# [What you have to do]
Your task is to output the data exactly as it stands.

# [Data supplied]
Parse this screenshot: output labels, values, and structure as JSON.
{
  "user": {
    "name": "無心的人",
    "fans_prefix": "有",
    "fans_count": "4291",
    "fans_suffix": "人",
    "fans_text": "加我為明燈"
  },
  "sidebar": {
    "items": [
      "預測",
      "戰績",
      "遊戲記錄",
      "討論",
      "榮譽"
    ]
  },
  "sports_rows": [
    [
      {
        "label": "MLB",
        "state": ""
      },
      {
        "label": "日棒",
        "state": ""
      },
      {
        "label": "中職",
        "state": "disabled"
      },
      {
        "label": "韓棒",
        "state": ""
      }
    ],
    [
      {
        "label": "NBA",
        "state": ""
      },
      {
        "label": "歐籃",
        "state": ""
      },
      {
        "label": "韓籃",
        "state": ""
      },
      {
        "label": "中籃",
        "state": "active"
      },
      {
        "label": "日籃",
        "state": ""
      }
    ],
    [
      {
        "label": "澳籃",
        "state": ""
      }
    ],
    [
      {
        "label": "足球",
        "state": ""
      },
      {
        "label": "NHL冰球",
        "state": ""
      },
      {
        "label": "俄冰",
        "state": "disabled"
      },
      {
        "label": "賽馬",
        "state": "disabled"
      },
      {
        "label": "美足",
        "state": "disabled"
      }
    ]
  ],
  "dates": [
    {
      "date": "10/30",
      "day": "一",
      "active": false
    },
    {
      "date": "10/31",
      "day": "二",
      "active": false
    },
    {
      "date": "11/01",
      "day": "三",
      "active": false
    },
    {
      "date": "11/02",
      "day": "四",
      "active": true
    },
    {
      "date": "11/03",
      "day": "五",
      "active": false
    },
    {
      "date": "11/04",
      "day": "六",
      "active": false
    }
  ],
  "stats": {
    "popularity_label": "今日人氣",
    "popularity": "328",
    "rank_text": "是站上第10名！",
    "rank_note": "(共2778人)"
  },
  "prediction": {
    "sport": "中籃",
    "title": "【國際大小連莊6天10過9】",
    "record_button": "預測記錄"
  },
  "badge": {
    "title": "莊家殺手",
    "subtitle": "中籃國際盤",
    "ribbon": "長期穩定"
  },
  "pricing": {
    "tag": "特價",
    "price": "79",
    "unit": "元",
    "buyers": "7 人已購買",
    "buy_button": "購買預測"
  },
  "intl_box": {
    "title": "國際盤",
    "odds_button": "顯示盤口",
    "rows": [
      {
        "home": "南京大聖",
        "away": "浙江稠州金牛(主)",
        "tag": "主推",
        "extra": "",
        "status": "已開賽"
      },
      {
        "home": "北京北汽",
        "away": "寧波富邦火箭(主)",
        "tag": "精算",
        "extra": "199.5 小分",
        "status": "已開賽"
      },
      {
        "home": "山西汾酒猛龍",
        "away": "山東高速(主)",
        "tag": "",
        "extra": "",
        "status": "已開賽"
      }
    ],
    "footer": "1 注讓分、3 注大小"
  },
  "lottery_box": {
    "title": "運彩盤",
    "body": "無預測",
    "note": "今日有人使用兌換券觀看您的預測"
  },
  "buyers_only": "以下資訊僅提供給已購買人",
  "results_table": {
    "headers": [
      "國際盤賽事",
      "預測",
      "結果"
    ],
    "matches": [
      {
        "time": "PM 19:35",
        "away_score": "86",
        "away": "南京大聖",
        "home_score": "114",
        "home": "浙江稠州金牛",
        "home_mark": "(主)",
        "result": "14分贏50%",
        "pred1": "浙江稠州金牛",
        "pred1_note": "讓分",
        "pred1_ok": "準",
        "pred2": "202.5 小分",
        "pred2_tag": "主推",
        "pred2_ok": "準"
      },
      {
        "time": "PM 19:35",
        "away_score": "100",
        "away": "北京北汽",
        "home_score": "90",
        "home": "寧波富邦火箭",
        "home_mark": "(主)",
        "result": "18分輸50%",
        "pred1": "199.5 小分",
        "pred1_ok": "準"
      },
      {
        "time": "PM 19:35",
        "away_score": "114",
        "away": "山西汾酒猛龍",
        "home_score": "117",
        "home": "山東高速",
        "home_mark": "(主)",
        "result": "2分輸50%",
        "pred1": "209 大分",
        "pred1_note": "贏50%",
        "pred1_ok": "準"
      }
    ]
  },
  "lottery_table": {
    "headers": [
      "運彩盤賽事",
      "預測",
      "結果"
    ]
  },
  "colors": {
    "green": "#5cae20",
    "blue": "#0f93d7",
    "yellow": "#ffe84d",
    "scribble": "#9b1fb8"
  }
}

# [Answer]
Parse this screenshot: output labels, values, and structure as JSON.
{
  "user": {
    "name": "無心的人",
    "fans_prefix": "有",
    "fans_count": "4291",
    "fans_suffix": "人",
    "fans_text": "加我為明燈"
  },
  "sidebar": {
    "items": [
      "預測",
      "戰績",
      "遊戲記錄",
      "討論",
      "榮譽"
    ]
  },
  "sports_rows": [
    [
      {
        "label": "MLB",
        "state": ""
      },
      {
        "label": "日棒",
        "state": ""
      },
      {
        "label": "中職",
        "state": "disabled"
      },
      {
        "label": "韓棒",
        "state": ""
      }
    ],
    [
      {
        "label": "NBA",
        "state": ""
      },
      {
        "label": "歐籃",
        "state": ""
      },
      {
        "label": "韓籃",
        "state": ""
      },
      {
        "label": "中籃",
        "state": "active"
      },
      {
        "label": "日籃",
        "state": ""
      }
    ],
    [
      {
        "label": "澳籃",
        "state": ""
      }
    ],
    [
      {
        "label": "足球",
        "state": ""
      },
      {
        "label": "NHL冰球",
        "state": ""
      },
      {
        "label": "俄冰",
        "state": "disabled"
      },
      {
        "label": "賽馬",
        "state": "disabled"
      },
      {
        "label": "美足",
        "state": "disabled"
      }
    ]
  ],
  "dates": [
    {
      "date": "10/30",
      "day": "一",
      "active": false
    },
    {
      "date": "10/31",
      "day": "二",
      "active": false
    },
    {
      "date": "11/01",
      "day": "三",
      "active": false
    },
    {
      "date": "11/02",
      "day": "四",
      "active": true
    },
    {
      "date": "11/03",
      "day": "五",
      "active": false
    },
    {
      "date": "11/04",
      "day": "六",
      "active": false
    }
  ],
  "stats": {
    "popularity_label": "今日人氣",
    "popularity": "328",
    "rank_text": "是站上第10名！",
    "rank_note": "(共2778人)"
  },
  "prediction": {
    "sport": "中籃",
    "title": "【國際大小連莊6天10過9】",
    "record_button": "預測記錄"
  },
  "badge": {
    "title": "莊家殺手",
    "subtitle": "中籃國際盤",
    "ribbon": "長期穩定"
  },
  "pricing": {
    "tag": "特價",
    "price": "79",
    "unit": "元",
    "buyers": "7 人已購買",
    "buy_button": "購買預測"
  },
  "intl_box": {
    "title": "國際盤",
    "odds_button": "顯示盤口",
    "rows": [
      {
        "home": "南京大聖",
        "away": "浙江稠州金牛(主)",
        "tag": "主推",
        "extra": "",
        "status": "已開賽"
      },
      {
        "home": "北京北汽",
        "away": "寧波富邦火箭(主)",
        "tag": "精算",
        "extra": "199.5 小分",
        "status": "已開賽"
      },
      {
        "home": "山西汾酒猛龍",
        "away": "山東高速(主)",
        "tag": "",
        "extra": "",
        "status": "已開賽"
      }
    ],
    "footer": "1 注讓分、3 注大小"
  },
  "lottery_box": {
    "title": "運彩盤",
    "body": "無預測",
    "note": "今日有人使用兌換券觀看您的預測"
  },
  "buyers_only": "以下資訊僅提供給已購買人",
  "results_table": {
    "headers": [
      "國際盤賽事",
      "預測",
      "結果"
    ],
    "matches": [
      {
        "time": "PM 19:35",
        "away_score": "86",
        "away": "南京大聖",
        "home_score": "114",
        "home": "浙江稠州金牛",
        "home_mark": "(主)",
        "result": "14分贏50%",
        "pred1": "浙江稠州金牛",
        "pred1_note": "讓分",
        "pred1_ok": "準",
        "pred2": "202.5 小分",
        "pred2_tag": "主推",
        "pred2_ok": "準"
      },
      {
        "time": "PM 19:35",
        "away_score": "100",
        "away": "北京北汽",
        "home_score": "90",
        "home": "寧波富邦火箭",
        "home_mark": "(主)",
        "result": "18分輸50%",
        "pred1": "199.5 小分",
        "pred1_ok": "準"
      },
      {
        "time": "PM 19:35",
        "away_score": "114",
        "away": "山西汾酒猛龍",
        "home_score": "117",
        "home": "山東高速",
        "home_mark": "(主)",
        "result": "2分輸50%",
        "pred1": "209 大分",
        "pred1_note": "贏50%",
        "pred1_ok": "準"
      }
    ]
  },
  "lottery_table": {
    "headers": [
      "運彩盤賽事",
      "預測",
      "結果"
    ]
  },
  "colors": {
    "green": "#5cae20",
    "blue": "#0f93d7",
    "yellow": "#ffe84d",
    "scribble": "#9b1fb8"
  }
}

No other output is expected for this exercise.